__STATED PROBLEM__. The listing below should be printed exactly, every line of it. Skip the pictures.

### EXTRACTED DATA ###

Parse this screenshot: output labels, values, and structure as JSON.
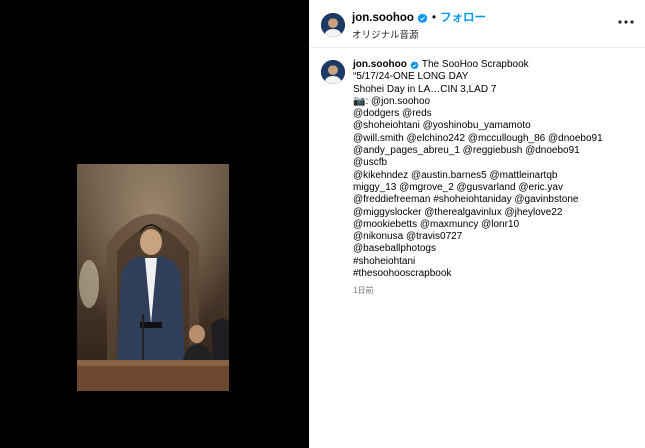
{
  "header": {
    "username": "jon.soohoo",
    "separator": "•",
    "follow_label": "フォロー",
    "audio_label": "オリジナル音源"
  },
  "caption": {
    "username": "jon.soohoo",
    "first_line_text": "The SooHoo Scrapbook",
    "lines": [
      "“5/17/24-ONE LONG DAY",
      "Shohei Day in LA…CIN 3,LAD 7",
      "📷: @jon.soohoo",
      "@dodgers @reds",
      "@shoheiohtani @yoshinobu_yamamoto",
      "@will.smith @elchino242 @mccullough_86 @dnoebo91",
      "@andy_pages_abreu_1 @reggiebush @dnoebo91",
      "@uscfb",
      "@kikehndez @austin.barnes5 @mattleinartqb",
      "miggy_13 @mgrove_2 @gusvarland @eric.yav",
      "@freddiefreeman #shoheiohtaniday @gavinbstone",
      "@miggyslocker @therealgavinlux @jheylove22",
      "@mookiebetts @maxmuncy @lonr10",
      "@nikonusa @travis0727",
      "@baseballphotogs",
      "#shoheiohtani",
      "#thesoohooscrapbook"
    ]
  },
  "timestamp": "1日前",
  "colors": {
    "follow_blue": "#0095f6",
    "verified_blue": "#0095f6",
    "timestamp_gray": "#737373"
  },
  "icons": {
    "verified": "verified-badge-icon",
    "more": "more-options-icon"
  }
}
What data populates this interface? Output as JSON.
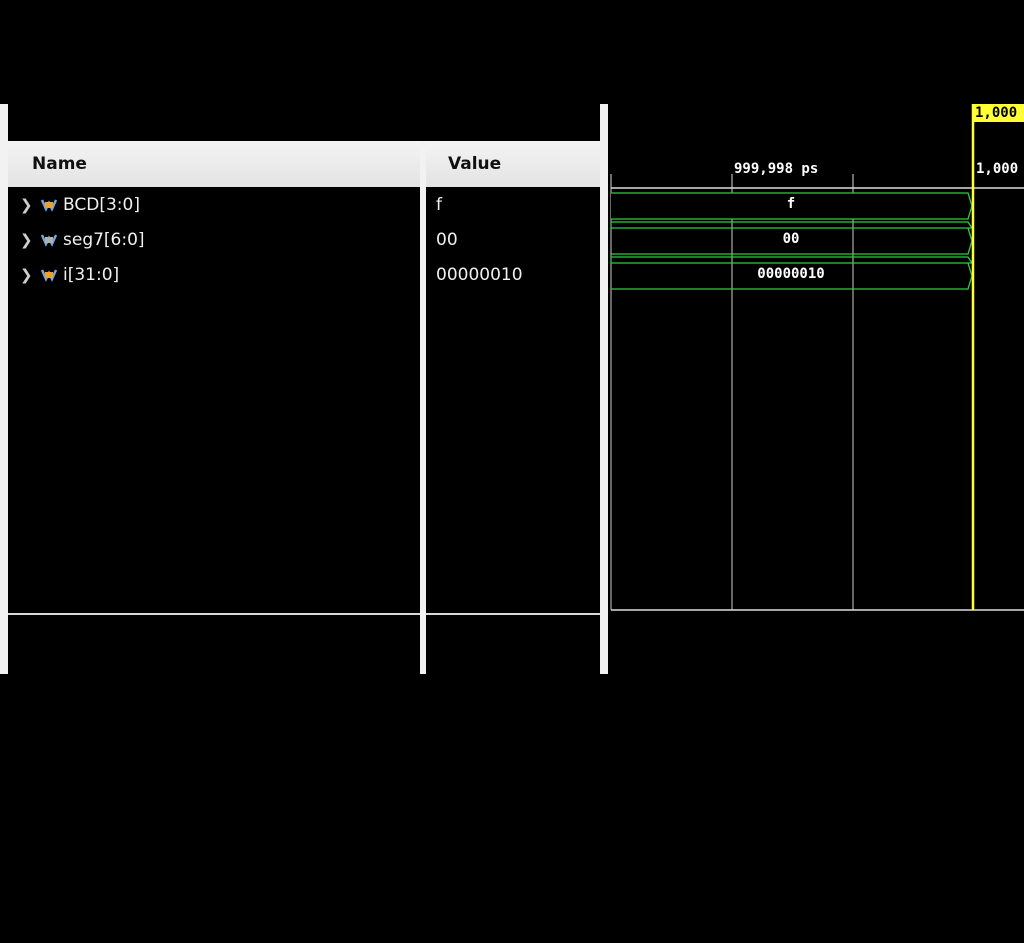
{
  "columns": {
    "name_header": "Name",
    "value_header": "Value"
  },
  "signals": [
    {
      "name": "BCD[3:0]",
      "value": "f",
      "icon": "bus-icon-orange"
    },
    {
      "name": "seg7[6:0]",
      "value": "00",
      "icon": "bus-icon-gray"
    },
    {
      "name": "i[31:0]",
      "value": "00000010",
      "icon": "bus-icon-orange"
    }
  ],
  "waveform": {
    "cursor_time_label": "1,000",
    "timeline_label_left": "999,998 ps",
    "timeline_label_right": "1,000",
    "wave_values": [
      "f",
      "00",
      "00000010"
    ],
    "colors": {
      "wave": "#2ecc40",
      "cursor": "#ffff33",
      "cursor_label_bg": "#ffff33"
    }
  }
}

###

__COMPLETE ANSWER__.
Parse this screenshot: output labels, values, and structure as JSON.
{
  "header": {
    "username": "jon.soohoo",
    "separator": "•",
    "follow_label": "フォロー",
    "audio_label": "オリジナル音源"
  },
  "caption": {
    "username": "jon.soohoo",
    "first_line_text": "The SooHoo Scrapbook",
    "lines": [
      "“5/17/24-ONE LONG DAY",
      "Shohei Day in LA…CIN 3,LAD 7",
      "📷: @jon.soohoo",
      "@dodgers @reds",
      "@shoheiohtani @yoshinobu_yamamoto",
      "@will.smith @elchino242 @mccullough_86 @dnoebo91",
      "@andy_pages_abreu_1 @reggiebush @dnoebo91",
      "@uscfb",
      "@kikehndez @austin.barnes5 @mattleinartqb",
      "miggy_13 @mgrove_2 @gusvarland @eric.yav",
      "@freddiefreeman #shoheiohtaniday @gavinbstone",
      "@miggyslocker @therealgavinlux @jheylove22",
      "@mookiebetts @maxmuncy @lonr10",
      "@nikonusa @travis0727",
      "@baseballphotogs",
      "#shoheiohtani",
      "#thesoohooscrapbook"
    ]
  },
  "timestamp": "1日前",
  "colors": {
    "follow_blue": "#0095f6",
    "verified_blue": "#0095f6",
    "timestamp_gray": "#737373"
  },
  "icons": {
    "verified": "verified-badge-icon",
    "more": "more-options-icon"
  }
}
What data populates this interface? Output as JSON.
{
  "columns": {
    "name_header": "Name",
    "value_header": "Value"
  },
  "signals": [
    {
      "name": "BCD[3:0]",
      "value": "f",
      "icon": "bus-icon-orange"
    },
    {
      "name": "seg7[6:0]",
      "value": "00",
      "icon": "bus-icon-gray"
    },
    {
      "name": "i[31:0]",
      "value": "00000010",
      "icon": "bus-icon-orange"
    }
  ],
  "waveform": {
    "cursor_time_label": "1,000",
    "timeline_label_left": "999,998 ps",
    "timeline_label_right": "1,000",
    "wave_values": [
      "f",
      "00",
      "00000010"
    ],
    "colors": {
      "wave": "#2ecc40",
      "cursor": "#ffff33",
      "cursor_label_bg": "#ffff33"
    }
  }
}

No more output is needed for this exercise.